What to produce
Look through the records that follow. Copy every line containing the word "name".

Data records
---*---
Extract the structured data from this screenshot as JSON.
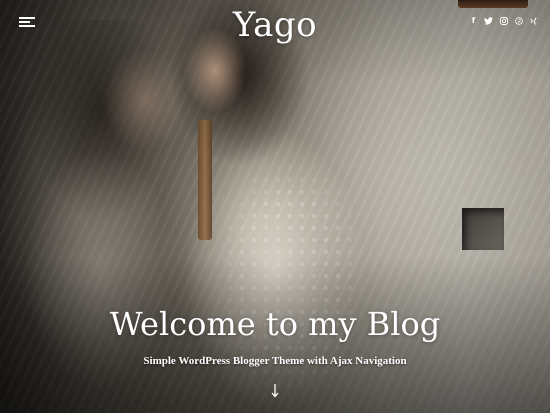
{
  "header": {
    "site_title": "Yago",
    "menu_icon": "hamburger-menu-icon",
    "social": [
      {
        "name": "facebook",
        "glyph": "f"
      },
      {
        "name": "twitter",
        "glyph": ""
      },
      {
        "name": "instagram",
        "glyph": ""
      },
      {
        "name": "pinterest",
        "glyph": ""
      },
      {
        "name": "xing",
        "glyph": ""
      }
    ]
  },
  "hero": {
    "title": "Welcome to my Blog",
    "subtitle": "Simple WordPress Blogger Theme with Ajax Navigation",
    "scroll_icon": "arrow-down-icon"
  },
  "colors": {
    "text": "#ffffff",
    "frame_wood": "#7a5230"
  }
}
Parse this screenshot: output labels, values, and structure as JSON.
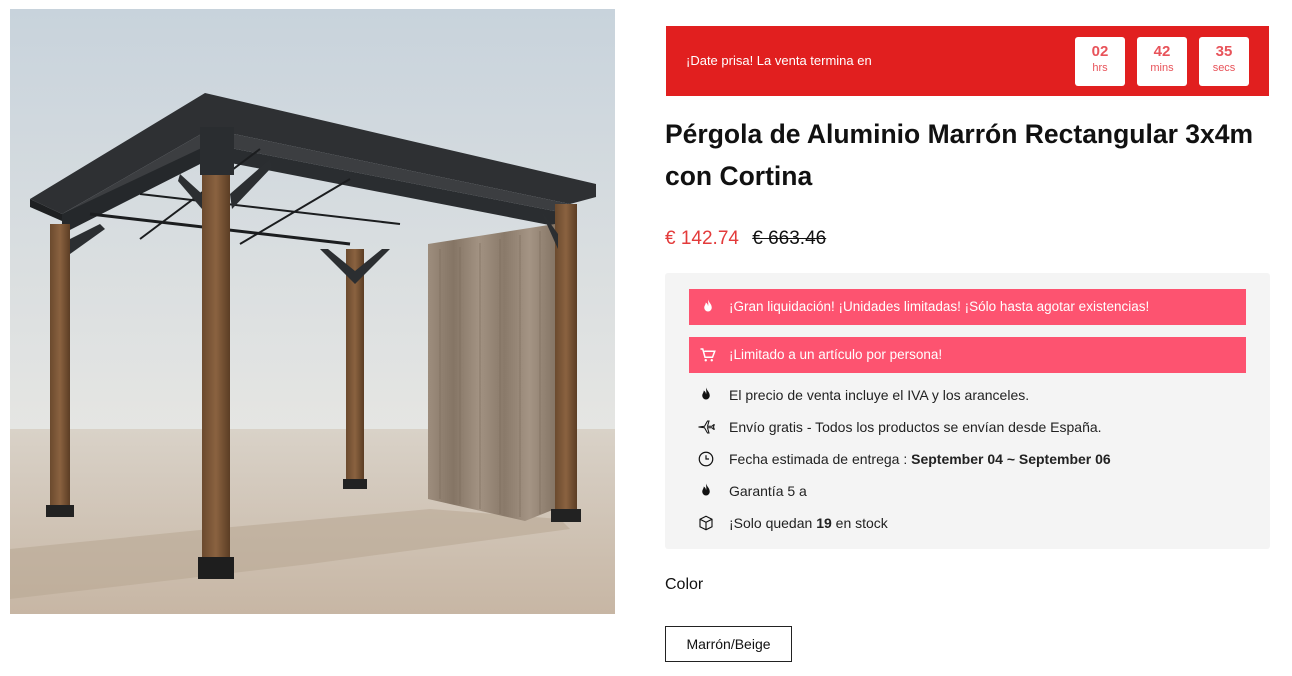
{
  "product": {
    "image_alt": "Pérgola de aluminio marrón con cortina",
    "title": "Pérgola de Aluminio Marrón Rectangular 3x4m con Cortina",
    "sale_price": "€ 142.74",
    "original_price": "€ 663.46"
  },
  "countdown": {
    "label": "¡Date prisa! La venta termina en",
    "hours": "02",
    "hours_unit": "hrs",
    "minutes": "42",
    "minutes_unit": "mins",
    "seconds": "35",
    "seconds_unit": "secs"
  },
  "alerts": [
    {
      "icon": "fire-icon",
      "text": "¡Gran liquidación! ¡Unidades limitadas! ¡Sólo hasta agotar existencias!"
    },
    {
      "icon": "cart-icon",
      "text": "¡Limitado a un artículo por persona!"
    }
  ],
  "features": {
    "tax": {
      "icon": "fire-icon",
      "text": "El precio de venta incluye el IVA y los aranceles."
    },
    "shipping": {
      "icon": "plane-icon",
      "text": "Envío gratis - Todos los productos se envían desde España."
    },
    "delivery": {
      "icon": "clock-icon",
      "label": "Fecha estimada de entrega : ",
      "dates": "September 04 ~ September 06"
    },
    "warranty": {
      "icon": "fire-icon",
      "text": "Garantía 5 a"
    },
    "stock": {
      "icon": "box-icon",
      "prefix": "¡Solo quedan ",
      "count": "19",
      "suffix": " en stock"
    }
  },
  "variant": {
    "label": "Color",
    "selected": "Marrón/Beige"
  },
  "colors": {
    "countdown_bg": "#e11f1f",
    "alert_bg": "#fd5370",
    "sale_price": "#e33b3b",
    "panel_bg": "#f4f4f4"
  }
}
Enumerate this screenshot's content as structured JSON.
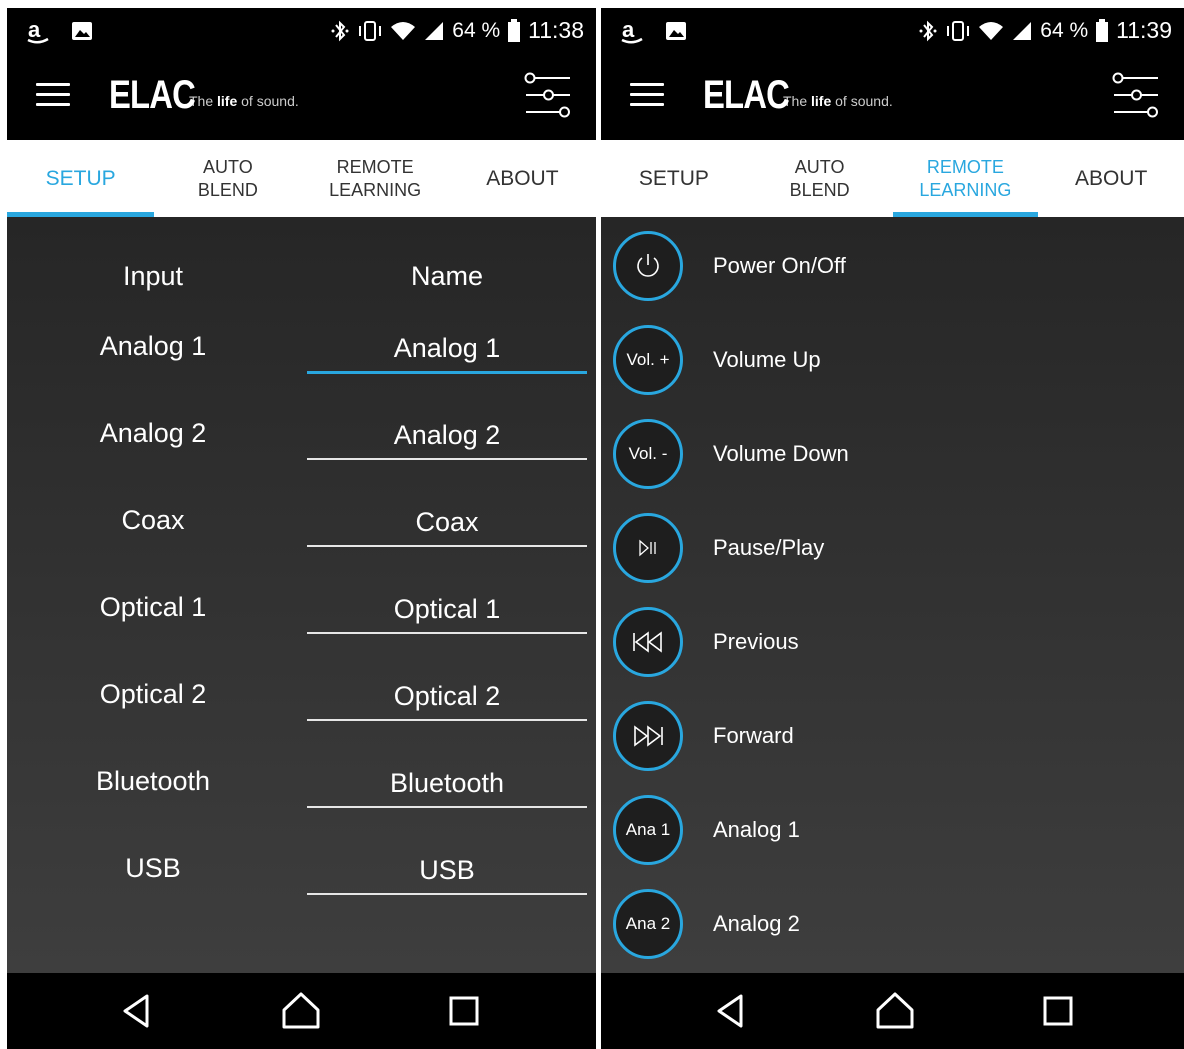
---*---
Solution to the problem
        "name": "facebook",
        "name": "twitter",
        "name": "instagram",
        "name": "pinterest",
        "name": "xing",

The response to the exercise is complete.